The quantization process reduces the precision of the model weights from floating-point to integer format, which can significantly reduce model size and improve inference speed. We're using INT4 quantization in this notebook.

In [14]:
from transformers.cache_utils import DynamicCache

quantization_config = {
    "mode": nncf.CompressWeightsMode.INT4_ASYM,
    "group_size": 128,
    "ratio": 1.0,
}
lang_model = model.language_model
def forward_wrap(
        self,
        attention_mask,
        position_ids=None,
        past_key_values=None,
        inputs_embeds=None,
    ):
        if past_key_values is not None:
            new_past_key_values = DynamicCache.from_legacy_cache(past_key_values)
        else:
            new_past_key_values = None
        result = self._orig_forward(
            input_ids=None,
            attention_mask=attention_mask,
            position_ids=position_ids,
            past_key_values=new_past_key_values,
            inputs_embeds=inputs_embeds,
        )

* **What is asked**
Could you carry the INT4 quantization notebook excerpt above forward, picking up right after its last line?

* **Annotated region listings**
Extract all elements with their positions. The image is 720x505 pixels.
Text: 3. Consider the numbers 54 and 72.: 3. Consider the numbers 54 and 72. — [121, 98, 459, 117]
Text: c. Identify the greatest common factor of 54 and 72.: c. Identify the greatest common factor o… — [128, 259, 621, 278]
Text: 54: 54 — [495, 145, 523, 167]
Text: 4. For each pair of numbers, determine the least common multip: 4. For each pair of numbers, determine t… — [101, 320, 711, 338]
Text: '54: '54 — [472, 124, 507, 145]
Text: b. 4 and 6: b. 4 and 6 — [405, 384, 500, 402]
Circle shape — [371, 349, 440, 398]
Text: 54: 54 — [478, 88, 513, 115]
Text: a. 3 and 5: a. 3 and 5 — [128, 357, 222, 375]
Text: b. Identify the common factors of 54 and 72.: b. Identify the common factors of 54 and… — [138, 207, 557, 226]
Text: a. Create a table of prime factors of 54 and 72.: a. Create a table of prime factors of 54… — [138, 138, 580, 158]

* **Response to this exercise**
        if past_key_values is not None:
            result["past_key_values"] = result["past_key_values"].to_legacy_cache()
        return tuple(result.values())

lang_model._orig_forward = lang_model.forward
lang_model.forward = types.MethodType(forward_wrap, lang_model)
hidden_size = lang_model.config.hidden_size
llm_input = torch.zeros([2, 2, hidden_size])
pkv = lang_model._orig_forward(
        inputs_embeds=llm_input,
        attention_mask=torch.ones((2, 2), dtype=torch.int64),
        past_key_values= DynamicCache()
    )[1]
try:
    pkv = pkv.to_legacy_cache()
except Exception as e:
    print(f"Error: {e}")
    legacy_cache = ()
    for layer_idx in range(lang_model.config.num_hidden_layers):
        legacy_cache += ((pkv.key_cache[layer_idx], pkv.value_cache[layer_idx]))
    pkv = legacy_cache
model_inputs = ["attention_mask", "position_ids"]
model_outputs = ["logits"]
for idx in range(len(pkv)):
    model_inputs.extend([f"past_key_values.{idx}.key", f"past_key_values.{idx}.value"])
    model_outputs.extend([f"present.{idx}.key", f"present.{idx}.value"])
model_inputs.append("inputs_embeds")
position_ids = torch.tensor([[2, 3], [2, 3]])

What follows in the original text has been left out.